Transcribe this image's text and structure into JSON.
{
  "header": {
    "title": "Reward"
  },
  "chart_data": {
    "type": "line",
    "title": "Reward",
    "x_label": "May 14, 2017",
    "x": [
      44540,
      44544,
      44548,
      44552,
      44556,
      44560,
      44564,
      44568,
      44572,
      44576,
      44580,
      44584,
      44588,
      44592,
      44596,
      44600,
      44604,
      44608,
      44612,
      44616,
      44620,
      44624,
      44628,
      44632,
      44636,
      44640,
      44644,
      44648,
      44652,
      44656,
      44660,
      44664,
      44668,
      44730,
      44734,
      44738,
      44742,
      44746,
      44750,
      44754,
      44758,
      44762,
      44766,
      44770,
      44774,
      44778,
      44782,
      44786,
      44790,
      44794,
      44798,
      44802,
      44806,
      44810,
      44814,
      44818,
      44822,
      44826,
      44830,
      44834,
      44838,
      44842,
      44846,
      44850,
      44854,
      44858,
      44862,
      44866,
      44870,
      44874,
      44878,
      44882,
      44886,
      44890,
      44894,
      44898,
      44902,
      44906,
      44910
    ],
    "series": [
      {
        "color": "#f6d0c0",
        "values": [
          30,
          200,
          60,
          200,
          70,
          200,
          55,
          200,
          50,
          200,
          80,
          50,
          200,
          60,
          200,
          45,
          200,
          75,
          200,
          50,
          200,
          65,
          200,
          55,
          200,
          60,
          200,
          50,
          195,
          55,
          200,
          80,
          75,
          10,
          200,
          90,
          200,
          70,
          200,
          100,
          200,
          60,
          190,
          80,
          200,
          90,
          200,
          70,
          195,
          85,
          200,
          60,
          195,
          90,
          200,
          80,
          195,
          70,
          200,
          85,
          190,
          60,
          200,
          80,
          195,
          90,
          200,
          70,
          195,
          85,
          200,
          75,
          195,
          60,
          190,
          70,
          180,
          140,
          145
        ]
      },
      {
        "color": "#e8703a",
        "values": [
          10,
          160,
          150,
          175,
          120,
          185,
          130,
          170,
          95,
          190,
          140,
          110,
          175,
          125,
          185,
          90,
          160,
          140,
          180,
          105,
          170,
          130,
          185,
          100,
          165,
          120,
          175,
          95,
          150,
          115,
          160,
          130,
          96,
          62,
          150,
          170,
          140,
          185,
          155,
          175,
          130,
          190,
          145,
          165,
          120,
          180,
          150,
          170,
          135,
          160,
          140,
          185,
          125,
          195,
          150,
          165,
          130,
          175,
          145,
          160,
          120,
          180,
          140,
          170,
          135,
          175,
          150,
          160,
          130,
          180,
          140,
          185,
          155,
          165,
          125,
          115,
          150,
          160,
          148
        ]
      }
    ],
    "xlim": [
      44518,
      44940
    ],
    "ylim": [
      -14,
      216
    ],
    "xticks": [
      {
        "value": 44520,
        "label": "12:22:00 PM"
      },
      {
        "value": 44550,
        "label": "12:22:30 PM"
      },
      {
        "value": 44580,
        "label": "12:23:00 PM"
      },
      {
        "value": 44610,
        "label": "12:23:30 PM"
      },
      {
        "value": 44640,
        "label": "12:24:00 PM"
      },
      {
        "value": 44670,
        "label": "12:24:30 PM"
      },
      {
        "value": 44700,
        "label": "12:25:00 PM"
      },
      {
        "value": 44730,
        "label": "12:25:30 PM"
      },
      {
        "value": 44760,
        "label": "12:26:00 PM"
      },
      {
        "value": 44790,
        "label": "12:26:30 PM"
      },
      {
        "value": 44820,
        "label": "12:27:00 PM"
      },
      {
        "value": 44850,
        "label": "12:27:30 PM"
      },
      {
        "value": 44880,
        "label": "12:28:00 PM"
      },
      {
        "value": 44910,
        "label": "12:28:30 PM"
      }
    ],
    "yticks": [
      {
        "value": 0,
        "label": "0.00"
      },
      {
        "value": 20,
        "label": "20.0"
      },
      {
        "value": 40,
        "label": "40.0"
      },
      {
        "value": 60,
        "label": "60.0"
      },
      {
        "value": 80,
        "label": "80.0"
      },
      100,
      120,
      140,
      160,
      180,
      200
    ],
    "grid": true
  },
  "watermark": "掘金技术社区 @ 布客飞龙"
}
--
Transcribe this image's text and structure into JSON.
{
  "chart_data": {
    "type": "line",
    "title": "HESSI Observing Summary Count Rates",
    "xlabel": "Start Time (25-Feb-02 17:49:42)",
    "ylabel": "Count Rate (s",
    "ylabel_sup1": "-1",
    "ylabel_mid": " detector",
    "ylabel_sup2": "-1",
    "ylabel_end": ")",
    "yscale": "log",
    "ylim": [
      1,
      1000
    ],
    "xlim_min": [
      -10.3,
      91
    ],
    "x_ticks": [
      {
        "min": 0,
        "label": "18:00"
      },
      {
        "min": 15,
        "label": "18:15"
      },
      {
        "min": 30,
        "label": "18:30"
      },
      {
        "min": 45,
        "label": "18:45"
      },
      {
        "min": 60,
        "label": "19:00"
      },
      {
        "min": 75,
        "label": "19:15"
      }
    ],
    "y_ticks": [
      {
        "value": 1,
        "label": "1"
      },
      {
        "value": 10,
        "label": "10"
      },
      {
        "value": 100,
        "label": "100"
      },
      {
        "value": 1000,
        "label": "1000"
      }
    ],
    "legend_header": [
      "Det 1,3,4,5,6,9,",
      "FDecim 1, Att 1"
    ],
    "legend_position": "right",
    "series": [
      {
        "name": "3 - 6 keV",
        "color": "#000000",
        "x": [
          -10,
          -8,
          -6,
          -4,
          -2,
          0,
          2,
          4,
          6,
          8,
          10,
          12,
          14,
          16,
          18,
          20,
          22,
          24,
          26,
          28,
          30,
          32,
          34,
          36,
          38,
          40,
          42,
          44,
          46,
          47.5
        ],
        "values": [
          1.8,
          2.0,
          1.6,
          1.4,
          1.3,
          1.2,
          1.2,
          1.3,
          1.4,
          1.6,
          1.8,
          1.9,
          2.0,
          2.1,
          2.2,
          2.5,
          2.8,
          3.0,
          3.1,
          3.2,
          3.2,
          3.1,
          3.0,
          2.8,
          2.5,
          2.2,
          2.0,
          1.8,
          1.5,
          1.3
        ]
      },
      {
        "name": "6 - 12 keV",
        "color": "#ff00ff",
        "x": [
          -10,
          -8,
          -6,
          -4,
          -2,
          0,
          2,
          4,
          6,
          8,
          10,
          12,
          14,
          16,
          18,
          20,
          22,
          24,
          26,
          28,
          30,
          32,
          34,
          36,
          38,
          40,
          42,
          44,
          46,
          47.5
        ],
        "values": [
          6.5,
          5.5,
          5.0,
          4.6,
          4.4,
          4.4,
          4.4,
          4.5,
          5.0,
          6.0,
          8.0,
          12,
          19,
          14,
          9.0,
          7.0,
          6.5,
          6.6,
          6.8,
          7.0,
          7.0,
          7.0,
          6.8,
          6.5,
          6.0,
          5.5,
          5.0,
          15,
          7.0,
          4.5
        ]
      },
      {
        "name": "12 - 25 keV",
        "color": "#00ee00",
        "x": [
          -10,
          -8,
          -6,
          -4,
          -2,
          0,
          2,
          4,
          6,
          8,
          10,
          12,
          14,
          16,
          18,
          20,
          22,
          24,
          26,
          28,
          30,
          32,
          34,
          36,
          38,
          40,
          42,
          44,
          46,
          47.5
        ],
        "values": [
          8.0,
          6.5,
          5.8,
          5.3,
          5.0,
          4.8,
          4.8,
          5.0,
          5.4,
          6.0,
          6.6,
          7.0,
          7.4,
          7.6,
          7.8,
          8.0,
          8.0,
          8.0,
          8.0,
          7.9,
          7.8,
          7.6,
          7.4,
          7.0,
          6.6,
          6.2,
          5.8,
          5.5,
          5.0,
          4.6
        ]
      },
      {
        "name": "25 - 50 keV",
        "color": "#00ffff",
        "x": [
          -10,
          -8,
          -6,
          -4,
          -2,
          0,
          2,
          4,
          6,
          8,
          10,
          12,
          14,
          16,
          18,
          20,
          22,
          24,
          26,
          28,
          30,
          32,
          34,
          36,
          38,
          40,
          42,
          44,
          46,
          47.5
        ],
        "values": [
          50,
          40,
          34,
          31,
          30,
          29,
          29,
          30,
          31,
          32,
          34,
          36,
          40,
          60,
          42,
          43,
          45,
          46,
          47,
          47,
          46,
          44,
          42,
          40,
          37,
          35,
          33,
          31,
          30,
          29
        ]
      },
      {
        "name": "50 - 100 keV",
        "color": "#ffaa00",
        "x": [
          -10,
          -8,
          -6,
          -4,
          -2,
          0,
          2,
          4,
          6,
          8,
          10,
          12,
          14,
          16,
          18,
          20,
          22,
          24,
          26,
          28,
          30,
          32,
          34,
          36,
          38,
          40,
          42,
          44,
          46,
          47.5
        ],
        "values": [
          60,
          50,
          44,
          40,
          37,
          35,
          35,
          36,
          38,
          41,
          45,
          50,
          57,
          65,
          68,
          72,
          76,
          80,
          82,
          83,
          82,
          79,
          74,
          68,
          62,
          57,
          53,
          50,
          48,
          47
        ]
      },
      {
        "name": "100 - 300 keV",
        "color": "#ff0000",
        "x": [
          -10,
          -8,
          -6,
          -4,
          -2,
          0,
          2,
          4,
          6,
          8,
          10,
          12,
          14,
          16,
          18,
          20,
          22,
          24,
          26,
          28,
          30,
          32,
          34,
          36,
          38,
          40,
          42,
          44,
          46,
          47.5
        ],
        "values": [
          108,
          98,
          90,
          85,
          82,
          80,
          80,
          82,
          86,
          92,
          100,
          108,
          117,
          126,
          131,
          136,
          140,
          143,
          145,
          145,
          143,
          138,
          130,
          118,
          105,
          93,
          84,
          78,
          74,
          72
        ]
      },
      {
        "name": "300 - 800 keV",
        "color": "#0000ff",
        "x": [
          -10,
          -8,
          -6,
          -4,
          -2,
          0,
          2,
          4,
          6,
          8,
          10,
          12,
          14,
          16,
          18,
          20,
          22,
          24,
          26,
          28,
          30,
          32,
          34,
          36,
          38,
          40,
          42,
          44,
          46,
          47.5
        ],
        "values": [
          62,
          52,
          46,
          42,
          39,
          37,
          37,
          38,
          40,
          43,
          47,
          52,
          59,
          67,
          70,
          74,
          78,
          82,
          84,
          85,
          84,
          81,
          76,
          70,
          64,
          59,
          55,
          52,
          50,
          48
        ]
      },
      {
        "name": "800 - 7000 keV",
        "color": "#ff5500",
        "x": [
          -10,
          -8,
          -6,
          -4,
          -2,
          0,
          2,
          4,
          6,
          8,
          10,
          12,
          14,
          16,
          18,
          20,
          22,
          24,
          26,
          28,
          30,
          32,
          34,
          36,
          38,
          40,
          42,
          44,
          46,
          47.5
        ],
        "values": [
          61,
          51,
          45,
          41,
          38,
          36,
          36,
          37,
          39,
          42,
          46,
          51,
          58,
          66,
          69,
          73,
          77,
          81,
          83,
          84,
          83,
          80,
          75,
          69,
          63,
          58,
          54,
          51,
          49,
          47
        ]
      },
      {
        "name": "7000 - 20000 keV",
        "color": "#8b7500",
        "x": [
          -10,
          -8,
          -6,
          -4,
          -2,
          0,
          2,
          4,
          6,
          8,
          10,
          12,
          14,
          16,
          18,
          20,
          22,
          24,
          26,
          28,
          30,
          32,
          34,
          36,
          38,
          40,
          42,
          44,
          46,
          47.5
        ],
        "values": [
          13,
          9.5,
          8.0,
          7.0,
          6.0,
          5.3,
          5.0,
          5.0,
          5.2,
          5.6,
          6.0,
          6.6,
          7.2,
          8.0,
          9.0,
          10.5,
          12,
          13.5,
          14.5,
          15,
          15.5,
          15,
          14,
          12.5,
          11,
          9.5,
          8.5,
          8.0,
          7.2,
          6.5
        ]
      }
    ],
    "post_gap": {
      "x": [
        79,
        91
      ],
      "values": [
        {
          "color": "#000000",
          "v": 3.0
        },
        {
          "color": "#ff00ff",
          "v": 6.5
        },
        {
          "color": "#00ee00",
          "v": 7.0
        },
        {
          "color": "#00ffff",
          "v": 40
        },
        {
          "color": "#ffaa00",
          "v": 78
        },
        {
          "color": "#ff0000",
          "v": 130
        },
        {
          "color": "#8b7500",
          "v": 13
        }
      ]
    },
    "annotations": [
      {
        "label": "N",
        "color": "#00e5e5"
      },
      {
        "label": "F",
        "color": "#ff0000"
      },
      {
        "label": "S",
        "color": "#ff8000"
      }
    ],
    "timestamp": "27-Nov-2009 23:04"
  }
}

→ **INSTRUCTION**
Using the records above, gather all lines where the string "Count" is present.

→ **RESPONSE TO THIS EXERCISE**
    "title": "HESSI Observing Summary Count Rates",
    "ylabel": "Count Rate (s",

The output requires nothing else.